As is clear from the Notes at the end of his book, lots has been written on Sir Syed, the Mohammedan Anglo-Oriental (MAO) College founded by him in 1877 and its later avatar, the AMU. But this is perhaps the first journalistic account on the subject which accounts for the easy-read, engaging text that flowed out of Wajihuddin’s keyboard.

In his book, Wajihuddin reminds readers on more than one occasion how Sir Syed was not interested simply in a university for Indian Muslims to dish out degrees in this or that subject. Rather, by founding an educational institution to act as the “intellectual hub of Indian Muslims”, infuse in them the spirit of modernism, rationalism, scientific thinking, he “stirred the waters of the stagnant Muslim community”.

The success of that venture is evident from the galaxy of freedom fighters, political stalwarts, writers, poets, actors and other luminaries associated with AMU at different points in its hundred-years-old history. Here is a short list of freedom fighters and national leaders with which the average Indian will be familiar with. Khan Abdul Ghaffar Khan (Khudai Khidmatgar), Hasrat Mohani, the Ali brothers, Maulana Abul Kalam Azad (India’s first education minister), Dr Zakir Hussain (President of India), Hamid Ansari (Vice-President). Included among the luminaries from the world of art, literature and sports are Saadat Hasan Manto, Ali Sardar Jafri, K.A. Abbas, Asrarul Haque Majaz, Naseeruddin Shah, Saeed Jaffrey, Shakeel Badayuni, Javed Akhtar, Talat Mehmood (playback singer), C.S. Naidu and Syed Mushtaq Ali (cricketers), Olympians Aslam Sher Khan, Govinda and Zafar Iqbal.

On a personal note, Wajihuddin records how his own life is among the numerous examples of the success of Sir Syed’s dream. On how a brief stint at AMU transformed a boy from small-town Bihar into a modern Indian Muslim. “I owe my existence to AMU. Had it not been for the three years I spent there, I would not have been the person I am today… AMU opened my eyes to the world”.

That, however, is only one side of the story of an institution which was once referred to as the ‘Oxford of the East’. AMU has had its ups and downs. Wajihuddin, who loves his alma mater but not blindly, does not shy away from drawing attention to the not so pretty side of the picture.

Dataset rows:

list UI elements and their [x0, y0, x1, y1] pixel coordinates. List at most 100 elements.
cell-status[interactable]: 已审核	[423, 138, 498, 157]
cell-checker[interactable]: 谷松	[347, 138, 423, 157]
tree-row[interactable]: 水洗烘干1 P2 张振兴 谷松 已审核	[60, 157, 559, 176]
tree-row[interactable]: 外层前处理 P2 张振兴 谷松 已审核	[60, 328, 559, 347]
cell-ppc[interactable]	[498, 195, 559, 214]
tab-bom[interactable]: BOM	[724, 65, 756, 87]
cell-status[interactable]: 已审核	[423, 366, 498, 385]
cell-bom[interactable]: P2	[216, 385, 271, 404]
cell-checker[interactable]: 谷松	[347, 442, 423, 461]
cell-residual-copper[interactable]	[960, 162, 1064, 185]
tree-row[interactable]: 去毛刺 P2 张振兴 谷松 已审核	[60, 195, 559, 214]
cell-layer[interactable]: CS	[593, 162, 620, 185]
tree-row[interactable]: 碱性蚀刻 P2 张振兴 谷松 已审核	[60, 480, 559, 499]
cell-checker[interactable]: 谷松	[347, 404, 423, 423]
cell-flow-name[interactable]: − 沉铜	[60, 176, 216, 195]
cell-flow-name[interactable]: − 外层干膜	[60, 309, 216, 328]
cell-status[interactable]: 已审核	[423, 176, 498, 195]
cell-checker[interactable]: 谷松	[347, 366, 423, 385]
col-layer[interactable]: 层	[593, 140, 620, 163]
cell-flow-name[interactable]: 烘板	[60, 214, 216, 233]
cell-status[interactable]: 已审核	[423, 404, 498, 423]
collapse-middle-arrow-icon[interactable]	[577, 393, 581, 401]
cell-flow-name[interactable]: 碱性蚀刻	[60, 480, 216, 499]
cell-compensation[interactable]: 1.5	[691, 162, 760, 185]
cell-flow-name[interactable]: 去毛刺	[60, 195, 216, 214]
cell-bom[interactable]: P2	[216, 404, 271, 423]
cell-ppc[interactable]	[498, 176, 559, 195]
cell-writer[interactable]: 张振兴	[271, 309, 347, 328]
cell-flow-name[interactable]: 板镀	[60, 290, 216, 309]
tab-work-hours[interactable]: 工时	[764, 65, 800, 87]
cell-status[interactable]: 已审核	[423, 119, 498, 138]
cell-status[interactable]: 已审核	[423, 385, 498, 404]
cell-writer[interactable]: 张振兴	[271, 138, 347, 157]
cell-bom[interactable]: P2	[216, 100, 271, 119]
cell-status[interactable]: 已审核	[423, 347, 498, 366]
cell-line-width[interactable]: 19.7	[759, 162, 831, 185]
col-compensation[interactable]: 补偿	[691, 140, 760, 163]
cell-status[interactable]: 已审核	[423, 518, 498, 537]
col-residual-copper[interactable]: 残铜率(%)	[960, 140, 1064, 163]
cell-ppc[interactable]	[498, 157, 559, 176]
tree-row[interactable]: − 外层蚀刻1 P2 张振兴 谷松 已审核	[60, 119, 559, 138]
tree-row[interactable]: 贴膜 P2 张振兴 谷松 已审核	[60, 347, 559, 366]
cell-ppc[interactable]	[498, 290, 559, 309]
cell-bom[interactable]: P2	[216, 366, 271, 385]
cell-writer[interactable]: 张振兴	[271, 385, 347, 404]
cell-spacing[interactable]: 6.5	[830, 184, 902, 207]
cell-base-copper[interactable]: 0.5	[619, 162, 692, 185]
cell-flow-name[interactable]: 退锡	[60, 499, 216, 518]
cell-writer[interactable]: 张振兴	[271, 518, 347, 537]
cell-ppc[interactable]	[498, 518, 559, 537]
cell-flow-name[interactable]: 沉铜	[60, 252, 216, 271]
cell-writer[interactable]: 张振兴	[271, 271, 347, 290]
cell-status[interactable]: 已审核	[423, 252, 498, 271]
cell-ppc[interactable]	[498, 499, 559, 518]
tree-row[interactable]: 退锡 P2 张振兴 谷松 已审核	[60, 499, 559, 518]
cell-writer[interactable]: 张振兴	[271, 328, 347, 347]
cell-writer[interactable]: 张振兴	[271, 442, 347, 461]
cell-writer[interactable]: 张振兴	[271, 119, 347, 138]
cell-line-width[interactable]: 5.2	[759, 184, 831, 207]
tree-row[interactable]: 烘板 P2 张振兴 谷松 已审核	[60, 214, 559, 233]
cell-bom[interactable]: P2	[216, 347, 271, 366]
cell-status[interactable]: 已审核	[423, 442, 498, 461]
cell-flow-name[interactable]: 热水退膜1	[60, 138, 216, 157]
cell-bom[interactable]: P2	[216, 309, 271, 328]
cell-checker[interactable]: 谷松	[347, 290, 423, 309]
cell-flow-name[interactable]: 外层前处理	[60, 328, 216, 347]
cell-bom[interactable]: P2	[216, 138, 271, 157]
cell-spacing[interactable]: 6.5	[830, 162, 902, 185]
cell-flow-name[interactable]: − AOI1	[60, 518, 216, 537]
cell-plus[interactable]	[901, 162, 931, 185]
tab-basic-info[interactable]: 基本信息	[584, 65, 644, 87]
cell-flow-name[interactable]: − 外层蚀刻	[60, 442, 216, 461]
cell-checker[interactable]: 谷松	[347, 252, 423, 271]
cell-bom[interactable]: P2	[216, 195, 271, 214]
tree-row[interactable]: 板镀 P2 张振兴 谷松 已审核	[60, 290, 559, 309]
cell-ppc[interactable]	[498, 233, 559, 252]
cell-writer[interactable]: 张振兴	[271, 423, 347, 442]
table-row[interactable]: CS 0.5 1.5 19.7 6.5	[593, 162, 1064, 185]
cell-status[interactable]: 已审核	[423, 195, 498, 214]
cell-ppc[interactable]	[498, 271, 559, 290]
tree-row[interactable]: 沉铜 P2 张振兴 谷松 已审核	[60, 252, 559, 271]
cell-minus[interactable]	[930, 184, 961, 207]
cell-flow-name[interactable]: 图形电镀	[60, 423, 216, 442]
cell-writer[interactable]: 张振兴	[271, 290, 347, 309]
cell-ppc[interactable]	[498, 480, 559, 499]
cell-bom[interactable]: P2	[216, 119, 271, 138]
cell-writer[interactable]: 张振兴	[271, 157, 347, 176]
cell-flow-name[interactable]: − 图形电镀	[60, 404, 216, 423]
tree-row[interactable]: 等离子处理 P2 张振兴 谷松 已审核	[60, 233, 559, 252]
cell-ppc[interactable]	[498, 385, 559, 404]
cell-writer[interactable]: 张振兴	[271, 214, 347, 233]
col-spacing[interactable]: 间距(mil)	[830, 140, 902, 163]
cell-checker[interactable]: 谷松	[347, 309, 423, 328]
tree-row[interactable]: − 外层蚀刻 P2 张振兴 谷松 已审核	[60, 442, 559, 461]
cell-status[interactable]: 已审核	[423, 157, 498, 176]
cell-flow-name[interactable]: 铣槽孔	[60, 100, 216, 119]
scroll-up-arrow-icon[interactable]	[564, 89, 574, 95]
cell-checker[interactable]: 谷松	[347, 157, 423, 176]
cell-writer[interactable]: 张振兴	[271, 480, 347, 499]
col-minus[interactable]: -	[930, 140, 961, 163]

▶ _PROBLEMS TO WORK ON_
a: List every person or group named in the excerpt on AMU's short list of freedom fighters and national leaders.
b: Copy the excerpt on AMU word for word from "As is clear" to "of Wajihuddin’s keyboard.".
Rely only on the excerpt on AMU.

▶ _TASK ANSWERS_
a:
- Khan Abdul Ghaffar Khan
- Hasrat Mohani
- The Ali brothers
- Maulana Abul Kalam Azad
- Dr Zakir Hussain
- Hamid Ansari

b:
As is clear from the Notes at the end of his book, lots has been written on Sir Syed, the Mohammedan Anglo-Oriental (MAO) College founded by him in 1877 and its later avatar, the AMU. But this is perhaps the first journalistic account on the subject which accounts for the easy-read, engaging text that flowed out of Wajihuddin’s keyboard.